**CHALLENGE 1:** List the steps that the Beam pipeline post gives for what its pipeline roughly does.
**CHALLENGE 2:** Transcribe the part of the Beam pipeline post between "I designed a" and "works just fine.", inclusive.

**TEXT EXTRACT:**
I designed a beam / dataflow pipeline using the beam python library. The pipeline roughly does the following:
ParDo: Collect JSON data from an API
ParDo: Transform JSON data
I/O: Write transformed data to BigQuery Table
Generally, the code does what it is supposed to do. However, when collecting a big dataset from the API (around 500.000 JSON files), the bigquery insert job stops right (=within one second) after it has been started without specific error message when using the DataflowRunner (it's working with DirectRunner executed on my computer). When using a smaller dataset,everything works just fine.
Dataflow log is as follows:
2019-04-22 (00:41:29) Executing BigQuery import job "dataflow_job_14675275193414385105". You can check its status with the...
Executing BigQuery import job "dataflow_job_14675275193414385105". You can check its status with the bq tool: "bq show -j --project_id=X dataflow_job_14675275193414385105".
2019-04-22 (00:41:29) Workflow failed. Causes: S01:Create Dummy Element/Read+Call API+Transform JSON+Write to Bigquery /Wr...

**EXCERPTED DATA:**

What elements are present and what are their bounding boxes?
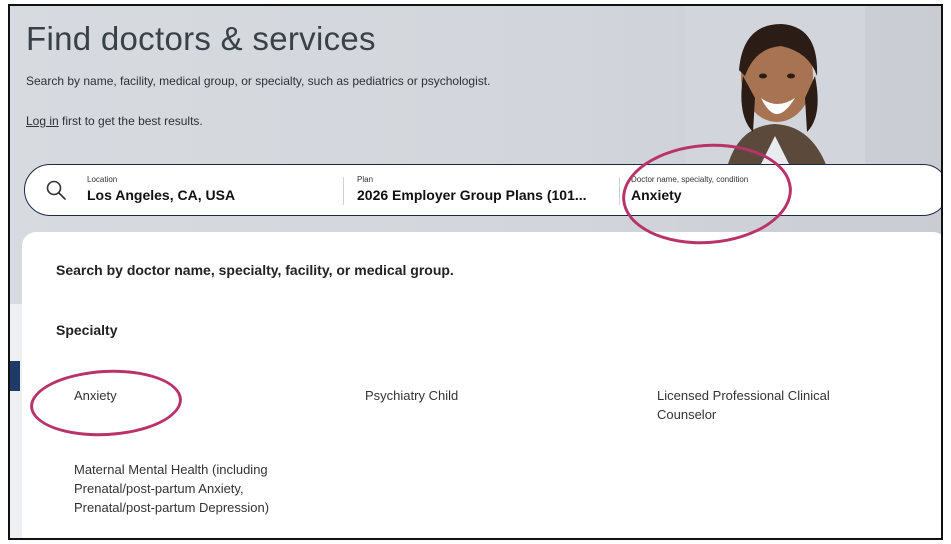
plan-label: Plan <box>357 175 374 184</box>
navy-accent-bar <box>10 361 20 391</box>
location-value: Los Angeles, CA, USA <box>87 187 236 203</box>
specialty-option-psychiatry-child[interactable]: Psychiatry Child <box>365 386 458 405</box>
login-prompt-text: first to get the best results. <box>58 114 203 128</box>
login-link[interactable]: Log in <box>26 114 59 128</box>
plan-field[interactable]: Plan 2026 Employer Group Plans (101... <box>357 175 587 203</box>
search-bar: Location Los Angeles, CA, USA Plan 2026 … <box>24 164 941 216</box>
login-prompt: Log in first to get the best results. <box>26 114 203 128</box>
search-icon[interactable] <box>45 179 67 201</box>
specialty-section-title: Specialty <box>56 322 118 338</box>
specialty-option-maternal-mental-health[interactable]: Maternal Mental Health (including Prenat… <box>74 460 314 517</box>
location-field[interactable]: Location Los Angeles, CA, USA <box>87 175 235 203</box>
specialty-option-clinical-counselor[interactable]: Licensed Professional Clinical Counselor <box>657 386 867 424</box>
field-divider <box>619 177 620 205</box>
screenshot-frame: Find doctors & services Search by name, … <box>8 4 943 540</box>
hero-description: Search by name, facility, medical group,… <box>26 74 491 88</box>
page-title: Find doctors & services <box>26 20 376 57</box>
field-divider <box>343 177 344 205</box>
location-label: Location <box>87 175 118 184</box>
plan-value: 2026 Employer Group Plans (101... <box>357 187 587 203</box>
dropdown-hint: Search by doctor name, specialty, facili… <box>56 262 454 278</box>
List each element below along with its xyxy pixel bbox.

**EXPECTED ANSWER 1:**
- ParDo: Collect JSON data from an API
- ParDo: Transform JSON data
- I/O: Write transformed data to BigQuery Table

**EXPECTED ANSWER 2:**
I designed a beam / dataflow pipeline using the beam python library. The pipeline roughly does the following:
ParDo: Collect JSON data from an API
ParDo: Transform JSON data
I/O: Write transformed data to BigQuery Table
Generally, the code does what it is supposed to do. However, when collecting a big dataset from the API (around 500.000 JSON files), the bigquery insert job stops right (=within one second) after it has been started without specific error message when using the DataflowRunner (it's working with DirectRunner executed on my computer). When using a smaller dataset,everything works just fine.